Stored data
<<<<

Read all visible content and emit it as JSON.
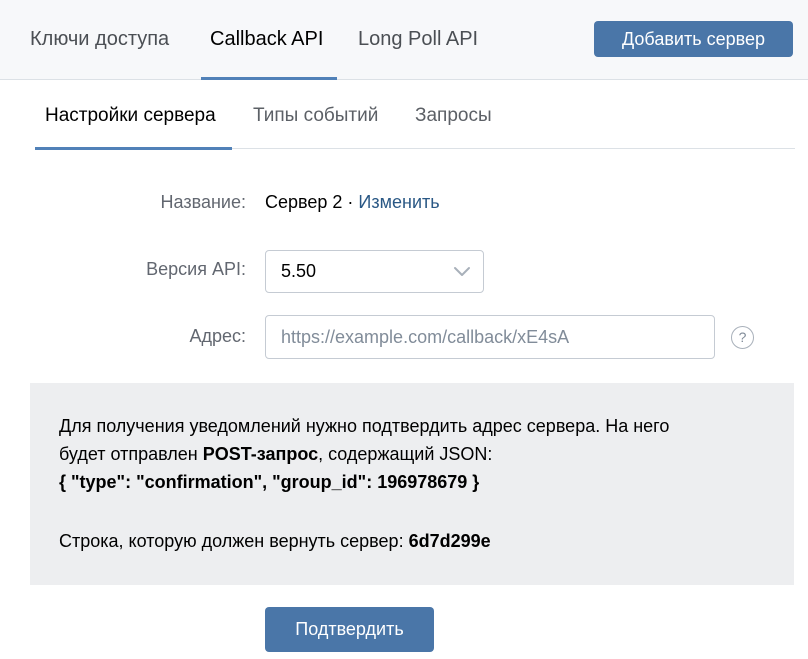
{
  "top_tabs": [
    {
      "label": "Ключи доступа",
      "active": false
    },
    {
      "label": "Callback API",
      "active": true
    },
    {
      "label": "Long Poll API",
      "active": false
    }
  ],
  "add_server_label": "Добавить сервер",
  "sub_tabs": [
    {
      "label": "Настройки сервера",
      "active": true
    },
    {
      "label": "Типы событий",
      "active": false
    },
    {
      "label": "Запросы",
      "active": false
    }
  ],
  "form": {
    "name_label": "Название:",
    "name_value": "Сервер 2",
    "name_separator": " · ",
    "name_change_link": "Изменить",
    "api_version_label": "Версия API:",
    "api_version_value": "5.50",
    "address_label": "Адрес:",
    "address_placeholder": "https://example.com/callback/xE4sA",
    "help_symbol": "?"
  },
  "info": {
    "line1": "Для получения уведомлений нужно подтвердить адрес сервера. На него",
    "line2_prefix": "будет отправлен ",
    "line2_bold": "POST-запрос",
    "line2_suffix": ", содержащий JSON:",
    "json": "{ \"type\": \"confirmation\", \"group_id\": 196978679 }",
    "response_prefix": "Строка, которую должен вернуть сервер: ",
    "response_code": "6d7d299e"
  },
  "confirm_label": "Подтвердить",
  "colors": {
    "accent": "#4a76a8",
    "link": "#2a5885",
    "tab_underline": "#5181b8",
    "info_background": "#edeef0"
  },
  "icons": {
    "chevron": "chevron-down-icon",
    "help": "help-icon"
  }
}
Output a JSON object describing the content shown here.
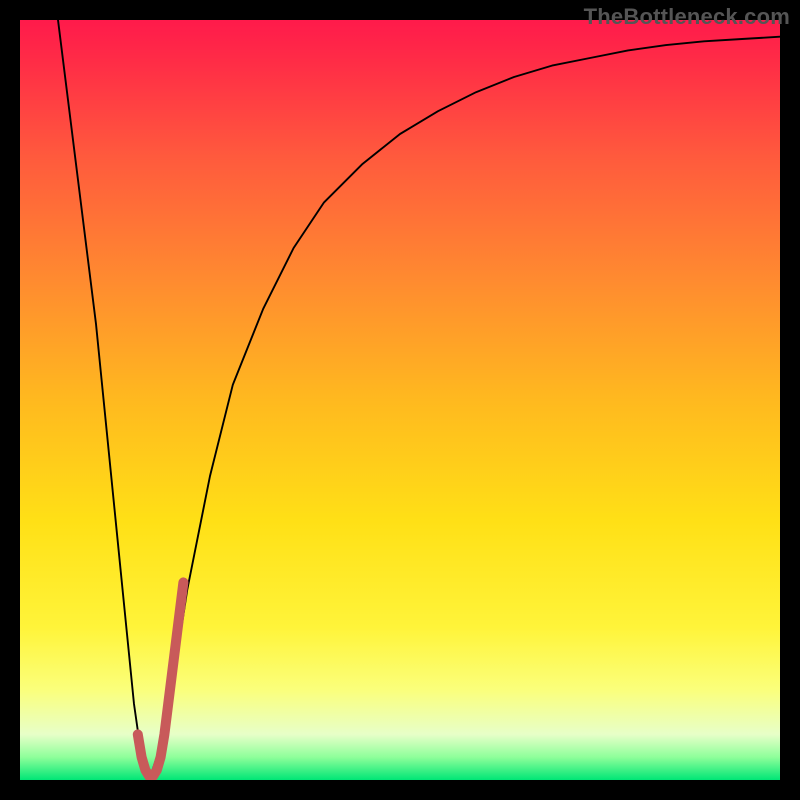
{
  "watermark": "TheBottleneck.com",
  "colors": {
    "frame": "#000000",
    "curve": "#000000",
    "marker": "#c85a5a",
    "gradient_top": "#ff1a4b",
    "gradient_bottom": "#00e676"
  },
  "chart_data": {
    "type": "line",
    "title": "",
    "xlabel": "",
    "ylabel": "",
    "xlim": [
      0,
      100
    ],
    "ylim": [
      0,
      100
    ],
    "gradient_axis": "y",
    "gradient_meaning": "top=red (high bottleneck), bottom=green (low bottleneck)",
    "series": [
      {
        "name": "bottleneck-curve",
        "color": "#000000",
        "x": [
          5,
          10,
          13,
          15,
          16,
          17,
          18,
          20,
          22,
          25,
          28,
          32,
          36,
          40,
          45,
          50,
          55,
          60,
          65,
          70,
          75,
          80,
          85,
          90,
          95,
          100
        ],
        "y": [
          100,
          60,
          30,
          10,
          3,
          0,
          3,
          12,
          25,
          40,
          52,
          62,
          70,
          76,
          81,
          85,
          88,
          90.5,
          92.5,
          94,
          95,
          96,
          96.7,
          97.2,
          97.5,
          97.8
        ]
      },
      {
        "name": "highlight-marker",
        "color": "#c85a5a",
        "shape": "J",
        "x": [
          15.5,
          16,
          16.5,
          17,
          17.5,
          18,
          18.5,
          19,
          19.5,
          20,
          20.5,
          21,
          21.5
        ],
        "y": [
          6,
          3,
          1.3,
          0.5,
          0.5,
          1.3,
          3,
          6,
          10,
          14,
          18,
          22,
          26
        ]
      }
    ],
    "annotations": [
      {
        "text": "TheBottleneck.com",
        "position": "top-right"
      }
    ]
  }
}
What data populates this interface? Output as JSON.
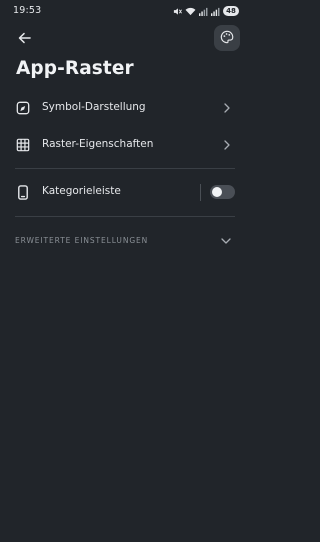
{
  "status_bar": {
    "time": "19:53",
    "battery": "48",
    "icons": [
      "mute-icon",
      "wifi-icon",
      "signal-icon",
      "signal-icon",
      "battery-icon"
    ]
  },
  "header": {
    "back_icon": "arrow-left-icon",
    "palette_icon": "palette-icon",
    "title": "App-Raster"
  },
  "settings": {
    "items": [
      {
        "label": "Symbol-Darstellung",
        "icon": "symbol-icon"
      },
      {
        "label": "Raster-Eigenschaften",
        "icon": "grid-icon"
      }
    ],
    "toggle_item": {
      "label": "Kategorieleiste",
      "icon": "phone-icon",
      "enabled": false
    },
    "advanced_section": {
      "label": "ERWEITERTE EINSTELLUNGEN",
      "expanded": false
    }
  },
  "colors": {
    "background": "#21252a",
    "text": "#e6e8eb",
    "muted": "#8a9096",
    "divider": "#3a3f45"
  }
}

>>>>

Do this: Without including any picture, retype the entries exactly.

Written solution:
Read all visible content and emit it as JSON.
{
  "top_tabs": [
    {
      "label": "Ключи доступа",
      "active": false
    },
    {
      "label": "Callback API",
      "active": true
    },
    {
      "label": "Long Poll API",
      "active": false
    }
  ],
  "add_server_label": "Добавить сервер",
  "sub_tabs": [
    {
      "label": "Настройки сервера",
      "active": true
    },
    {
      "label": "Типы событий",
      "active": false
    },
    {
      "label": "Запросы",
      "active": false
    }
  ],
  "form": {
    "name_label": "Название:",
    "name_value": "Сервер 2",
    "name_separator": " · ",
    "name_change_link": "Изменить",
    "api_version_label": "Версия API:",
    "api_version_value": "5.50",
    "address_label": "Адрес:",
    "address_placeholder": "https://example.com/callback/xE4sA",
    "help_symbol": "?"
  },
  "info": {
    "line1": "Для получения уведомлений нужно подтвердить адрес сервера. На него",
    "line2_prefix": "будет отправлен ",
    "line2_bold": "POST-запрос",
    "line2_suffix": ", содержащий JSON:",
    "json": "{ \"type\": \"confirmation\", \"group_id\": 196978679 }",
    "response_prefix": "Строка, которую должен вернуть сервер: ",
    "response_code": "6d7d299e"
  },
  "confirm_label": "Подтвердить",
  "colors": {
    "accent": "#4a76a8",
    "link": "#2a5885",
    "tab_underline": "#5181b8",
    "info_background": "#edeef0"
  },
  "icons": {
    "chevron": "chevron-down-icon",
    "help": "help-icon"
  }
}
Output a JSON object describing the content shown here.
{
  "watermark": "TheBottleneck.com",
  "colors": {
    "frame": "#000000",
    "curve": "#000000",
    "marker": "#c85a5a",
    "gradient_top": "#ff1a4b",
    "gradient_bottom": "#00e676"
  },
  "chart_data": {
    "type": "line",
    "title": "",
    "xlabel": "",
    "ylabel": "",
    "xlim": [
      0,
      100
    ],
    "ylim": [
      0,
      100
    ],
    "gradient_axis": "y",
    "gradient_meaning": "top=red (high bottleneck), bottom=green (low bottleneck)",
    "series": [
      {
        "name": "bottleneck-curve",
        "color": "#000000",
        "x": [
          5,
          10,
          13,
          15,
          16,
          17,
          18,
          20,
          22,
          25,
          28,
          32,
          36,
          40,
          45,
          50,
          55,
          60,
          65,
          70,
          75,
          80,
          85,
          90,
          95,
          100
        ],
        "y": [
          100,
          60,
          30,
          10,
          3,
          0,
          3,
          12,
          25,
          40,
          52,
          62,
          70,
          76,
          81,
          85,
          88,
          90.5,
          92.5,
          94,
          95,
          96,
          96.7,
          97.2,
          97.5,
          97.8
        ]
      },
      {
        "name": "highlight-marker",
        "color": "#c85a5a",
        "shape": "J",
        "x": [
          15.5,
          16,
          16.5,
          17,
          17.5,
          18,
          18.5,
          19,
          19.5,
          20,
          20.5,
          21,
          21.5
        ],
        "y": [
          6,
          3,
          1.3,
          0.5,
          0.5,
          1.3,
          3,
          6,
          10,
          14,
          18,
          22,
          26
        ]
      }
    ],
    "annotations": [
      {
        "text": "TheBottleneck.com",
        "position": "top-right"
      }
    ]
  }
}
What data populates this interface? Output as JSON.
{
  "status_bar": {
    "time": "19:53",
    "battery": "48",
    "icons": [
      "mute-icon",
      "wifi-icon",
      "signal-icon",
      "signal-icon",
      "battery-icon"
    ]
  },
  "header": {
    "back_icon": "arrow-left-icon",
    "palette_icon": "palette-icon",
    "title": "App-Raster"
  },
  "settings": {
    "items": [
      {
        "label": "Symbol-Darstellung",
        "icon": "symbol-icon"
      },
      {
        "label": "Raster-Eigenschaften",
        "icon": "grid-icon"
      }
    ],
    "toggle_item": {
      "label": "Kategorieleiste",
      "icon": "phone-icon",
      "enabled": false
    },
    "advanced_section": {
      "label": "ERWEITERTE EINSTELLUNGEN",
      "expanded": false
    }
  },
  "colors": {
    "background": "#21252a",
    "text": "#e6e8eb",
    "muted": "#8a9096",
    "divider": "#3a3f45"
  }
}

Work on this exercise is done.